# [Stated task]
From the entries that follow, pick out all lines holding "JSON".

(Raw records)
======
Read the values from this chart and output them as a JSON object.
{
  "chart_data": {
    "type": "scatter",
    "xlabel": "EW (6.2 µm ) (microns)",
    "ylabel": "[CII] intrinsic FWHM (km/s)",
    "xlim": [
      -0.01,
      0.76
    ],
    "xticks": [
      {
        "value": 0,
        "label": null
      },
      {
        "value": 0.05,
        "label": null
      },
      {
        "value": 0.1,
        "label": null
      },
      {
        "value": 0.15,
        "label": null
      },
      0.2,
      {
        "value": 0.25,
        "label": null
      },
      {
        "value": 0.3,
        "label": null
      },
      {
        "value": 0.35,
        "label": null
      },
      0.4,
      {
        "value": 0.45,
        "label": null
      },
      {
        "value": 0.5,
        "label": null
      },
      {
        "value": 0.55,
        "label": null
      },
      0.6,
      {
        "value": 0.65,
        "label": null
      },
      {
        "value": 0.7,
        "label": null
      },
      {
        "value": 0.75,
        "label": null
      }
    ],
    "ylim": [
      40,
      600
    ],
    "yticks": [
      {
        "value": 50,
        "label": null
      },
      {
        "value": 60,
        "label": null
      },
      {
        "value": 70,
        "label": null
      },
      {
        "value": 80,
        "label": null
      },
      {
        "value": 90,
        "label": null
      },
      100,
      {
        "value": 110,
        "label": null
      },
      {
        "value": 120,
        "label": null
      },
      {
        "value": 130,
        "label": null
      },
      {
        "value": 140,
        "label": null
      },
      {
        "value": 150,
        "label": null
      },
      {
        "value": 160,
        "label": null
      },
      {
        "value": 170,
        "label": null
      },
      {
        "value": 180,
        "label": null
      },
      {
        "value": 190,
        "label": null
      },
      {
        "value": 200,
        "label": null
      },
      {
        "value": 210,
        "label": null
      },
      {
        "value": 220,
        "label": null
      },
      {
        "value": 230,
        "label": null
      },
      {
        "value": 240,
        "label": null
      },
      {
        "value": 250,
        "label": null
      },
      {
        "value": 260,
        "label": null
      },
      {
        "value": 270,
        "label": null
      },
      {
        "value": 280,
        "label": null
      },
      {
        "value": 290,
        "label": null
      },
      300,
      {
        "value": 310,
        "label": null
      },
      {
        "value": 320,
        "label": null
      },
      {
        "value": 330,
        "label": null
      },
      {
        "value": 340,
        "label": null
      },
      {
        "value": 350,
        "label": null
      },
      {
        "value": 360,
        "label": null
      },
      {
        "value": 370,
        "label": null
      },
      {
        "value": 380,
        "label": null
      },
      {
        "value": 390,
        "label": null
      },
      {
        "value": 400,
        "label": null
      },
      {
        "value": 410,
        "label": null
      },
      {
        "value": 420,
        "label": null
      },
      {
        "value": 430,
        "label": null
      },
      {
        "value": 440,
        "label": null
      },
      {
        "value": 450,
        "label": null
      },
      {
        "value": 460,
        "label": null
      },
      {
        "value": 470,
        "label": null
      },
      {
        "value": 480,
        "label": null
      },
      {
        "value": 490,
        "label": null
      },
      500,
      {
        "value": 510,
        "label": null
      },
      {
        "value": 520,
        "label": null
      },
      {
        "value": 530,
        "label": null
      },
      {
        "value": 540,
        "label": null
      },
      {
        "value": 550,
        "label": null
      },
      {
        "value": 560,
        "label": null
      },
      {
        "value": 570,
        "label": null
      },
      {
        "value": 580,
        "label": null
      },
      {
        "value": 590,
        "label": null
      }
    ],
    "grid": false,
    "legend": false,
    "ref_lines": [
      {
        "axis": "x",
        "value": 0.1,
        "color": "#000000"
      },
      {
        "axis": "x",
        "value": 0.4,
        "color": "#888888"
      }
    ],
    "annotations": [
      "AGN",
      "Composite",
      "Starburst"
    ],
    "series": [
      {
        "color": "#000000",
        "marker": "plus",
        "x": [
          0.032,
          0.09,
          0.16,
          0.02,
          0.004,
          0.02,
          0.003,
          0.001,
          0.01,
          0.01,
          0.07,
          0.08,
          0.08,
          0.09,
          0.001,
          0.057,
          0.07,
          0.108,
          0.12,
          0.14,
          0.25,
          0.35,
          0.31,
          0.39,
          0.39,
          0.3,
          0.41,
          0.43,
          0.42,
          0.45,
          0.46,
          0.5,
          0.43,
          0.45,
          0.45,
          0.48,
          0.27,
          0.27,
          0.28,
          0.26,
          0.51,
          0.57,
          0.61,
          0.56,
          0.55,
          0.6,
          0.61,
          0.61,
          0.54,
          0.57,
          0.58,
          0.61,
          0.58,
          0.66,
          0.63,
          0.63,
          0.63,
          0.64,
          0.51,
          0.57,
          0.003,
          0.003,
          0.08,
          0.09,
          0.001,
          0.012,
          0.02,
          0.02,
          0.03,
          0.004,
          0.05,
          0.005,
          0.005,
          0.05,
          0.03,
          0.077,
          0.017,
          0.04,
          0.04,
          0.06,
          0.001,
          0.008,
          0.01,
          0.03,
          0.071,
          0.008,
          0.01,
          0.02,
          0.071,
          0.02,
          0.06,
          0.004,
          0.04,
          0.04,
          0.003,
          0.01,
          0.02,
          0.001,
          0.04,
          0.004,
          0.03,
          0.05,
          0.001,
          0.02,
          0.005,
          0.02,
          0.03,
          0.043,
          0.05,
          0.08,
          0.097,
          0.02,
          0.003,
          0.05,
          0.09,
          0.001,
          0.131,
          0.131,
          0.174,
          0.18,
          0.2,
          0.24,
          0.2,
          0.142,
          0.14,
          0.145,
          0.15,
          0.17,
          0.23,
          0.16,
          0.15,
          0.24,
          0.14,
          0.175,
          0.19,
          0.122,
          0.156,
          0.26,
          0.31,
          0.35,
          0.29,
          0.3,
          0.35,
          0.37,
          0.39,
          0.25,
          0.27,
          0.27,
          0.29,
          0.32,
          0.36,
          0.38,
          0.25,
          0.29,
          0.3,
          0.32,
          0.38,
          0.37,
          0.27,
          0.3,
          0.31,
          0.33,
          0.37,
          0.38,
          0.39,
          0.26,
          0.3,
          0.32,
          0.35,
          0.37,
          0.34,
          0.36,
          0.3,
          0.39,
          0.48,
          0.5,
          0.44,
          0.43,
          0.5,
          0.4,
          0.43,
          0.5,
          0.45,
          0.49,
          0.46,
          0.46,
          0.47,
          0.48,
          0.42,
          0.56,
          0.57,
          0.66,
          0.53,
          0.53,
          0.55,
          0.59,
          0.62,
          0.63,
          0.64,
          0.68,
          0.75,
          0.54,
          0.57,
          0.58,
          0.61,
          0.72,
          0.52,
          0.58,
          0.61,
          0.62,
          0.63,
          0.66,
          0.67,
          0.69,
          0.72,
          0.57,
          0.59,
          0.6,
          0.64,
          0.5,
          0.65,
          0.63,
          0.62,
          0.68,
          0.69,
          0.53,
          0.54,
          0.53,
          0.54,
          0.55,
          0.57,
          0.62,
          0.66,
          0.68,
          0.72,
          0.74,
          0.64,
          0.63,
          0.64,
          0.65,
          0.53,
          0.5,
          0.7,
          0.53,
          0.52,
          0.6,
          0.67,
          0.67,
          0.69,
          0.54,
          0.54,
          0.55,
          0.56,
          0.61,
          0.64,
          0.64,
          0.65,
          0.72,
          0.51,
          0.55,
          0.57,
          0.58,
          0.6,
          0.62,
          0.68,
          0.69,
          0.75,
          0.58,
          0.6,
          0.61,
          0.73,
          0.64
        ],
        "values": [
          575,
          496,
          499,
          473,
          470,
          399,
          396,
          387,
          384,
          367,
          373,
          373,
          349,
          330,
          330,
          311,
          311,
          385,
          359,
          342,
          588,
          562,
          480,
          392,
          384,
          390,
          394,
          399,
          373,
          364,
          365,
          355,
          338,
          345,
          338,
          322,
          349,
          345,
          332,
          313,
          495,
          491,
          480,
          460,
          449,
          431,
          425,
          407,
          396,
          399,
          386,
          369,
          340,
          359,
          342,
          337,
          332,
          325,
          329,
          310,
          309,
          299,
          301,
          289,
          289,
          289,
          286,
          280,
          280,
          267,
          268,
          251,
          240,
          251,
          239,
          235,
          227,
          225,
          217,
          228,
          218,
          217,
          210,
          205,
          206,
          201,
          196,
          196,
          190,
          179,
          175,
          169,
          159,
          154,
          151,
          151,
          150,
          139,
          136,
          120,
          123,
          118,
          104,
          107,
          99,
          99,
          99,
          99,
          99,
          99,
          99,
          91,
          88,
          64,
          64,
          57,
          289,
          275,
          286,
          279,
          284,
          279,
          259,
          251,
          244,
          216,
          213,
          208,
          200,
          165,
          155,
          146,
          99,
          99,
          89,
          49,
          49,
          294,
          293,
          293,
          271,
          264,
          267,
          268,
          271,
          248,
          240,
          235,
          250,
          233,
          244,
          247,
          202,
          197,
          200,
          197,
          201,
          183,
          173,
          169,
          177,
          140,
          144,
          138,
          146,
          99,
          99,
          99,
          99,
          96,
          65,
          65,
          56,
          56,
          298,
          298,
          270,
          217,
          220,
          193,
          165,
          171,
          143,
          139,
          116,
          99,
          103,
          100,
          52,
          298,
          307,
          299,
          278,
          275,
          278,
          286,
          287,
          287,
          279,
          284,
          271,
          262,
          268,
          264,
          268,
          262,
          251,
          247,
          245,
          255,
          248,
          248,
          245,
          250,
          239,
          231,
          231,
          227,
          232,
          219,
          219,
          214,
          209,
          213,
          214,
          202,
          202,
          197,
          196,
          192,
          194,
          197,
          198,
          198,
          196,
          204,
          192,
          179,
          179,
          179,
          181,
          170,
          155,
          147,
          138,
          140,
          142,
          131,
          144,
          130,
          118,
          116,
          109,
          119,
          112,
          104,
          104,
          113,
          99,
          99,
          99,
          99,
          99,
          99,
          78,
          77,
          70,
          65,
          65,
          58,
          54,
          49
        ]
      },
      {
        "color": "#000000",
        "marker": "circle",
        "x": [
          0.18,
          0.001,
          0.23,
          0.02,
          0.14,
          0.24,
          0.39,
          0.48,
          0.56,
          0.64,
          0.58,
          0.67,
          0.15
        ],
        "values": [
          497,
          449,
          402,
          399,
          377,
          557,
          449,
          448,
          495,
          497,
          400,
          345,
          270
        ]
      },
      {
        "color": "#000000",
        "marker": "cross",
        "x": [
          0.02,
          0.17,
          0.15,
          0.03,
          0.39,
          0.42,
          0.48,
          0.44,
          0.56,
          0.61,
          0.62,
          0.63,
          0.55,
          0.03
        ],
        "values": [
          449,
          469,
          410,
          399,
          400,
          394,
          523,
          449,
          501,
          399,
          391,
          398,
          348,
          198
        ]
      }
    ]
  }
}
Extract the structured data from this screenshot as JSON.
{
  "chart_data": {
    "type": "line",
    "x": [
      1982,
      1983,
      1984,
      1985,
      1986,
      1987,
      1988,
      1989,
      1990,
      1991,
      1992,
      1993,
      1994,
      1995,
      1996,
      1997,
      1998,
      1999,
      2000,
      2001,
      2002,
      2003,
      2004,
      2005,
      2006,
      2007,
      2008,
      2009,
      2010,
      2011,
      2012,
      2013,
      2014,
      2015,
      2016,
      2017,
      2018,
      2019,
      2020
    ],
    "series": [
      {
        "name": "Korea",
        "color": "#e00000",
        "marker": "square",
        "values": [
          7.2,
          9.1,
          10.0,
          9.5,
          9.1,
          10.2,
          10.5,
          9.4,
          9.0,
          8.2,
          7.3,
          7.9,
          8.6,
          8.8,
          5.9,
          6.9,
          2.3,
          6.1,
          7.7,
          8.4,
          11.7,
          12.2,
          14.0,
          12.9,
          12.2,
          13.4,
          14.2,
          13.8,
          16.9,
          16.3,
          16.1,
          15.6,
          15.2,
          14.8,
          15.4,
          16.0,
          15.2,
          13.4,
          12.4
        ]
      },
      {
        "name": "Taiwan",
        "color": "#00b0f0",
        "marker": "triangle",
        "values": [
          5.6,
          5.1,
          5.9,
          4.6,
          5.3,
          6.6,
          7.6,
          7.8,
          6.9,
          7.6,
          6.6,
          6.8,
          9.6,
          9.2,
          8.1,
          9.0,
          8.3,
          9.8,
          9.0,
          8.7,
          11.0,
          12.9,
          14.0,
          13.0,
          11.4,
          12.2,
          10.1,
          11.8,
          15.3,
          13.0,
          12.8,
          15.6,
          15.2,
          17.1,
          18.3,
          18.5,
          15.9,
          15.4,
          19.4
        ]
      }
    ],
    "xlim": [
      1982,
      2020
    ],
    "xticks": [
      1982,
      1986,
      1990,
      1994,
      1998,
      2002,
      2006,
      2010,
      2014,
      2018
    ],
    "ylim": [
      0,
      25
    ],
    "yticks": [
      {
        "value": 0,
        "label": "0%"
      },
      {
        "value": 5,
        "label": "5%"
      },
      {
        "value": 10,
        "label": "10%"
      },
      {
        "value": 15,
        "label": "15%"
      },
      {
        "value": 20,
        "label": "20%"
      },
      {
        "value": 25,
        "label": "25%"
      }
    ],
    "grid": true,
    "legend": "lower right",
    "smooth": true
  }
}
======
# [Exercise solution]
Read the values from this chart and output them as a JSON object.
Extract the structured data from this screenshot as JSON.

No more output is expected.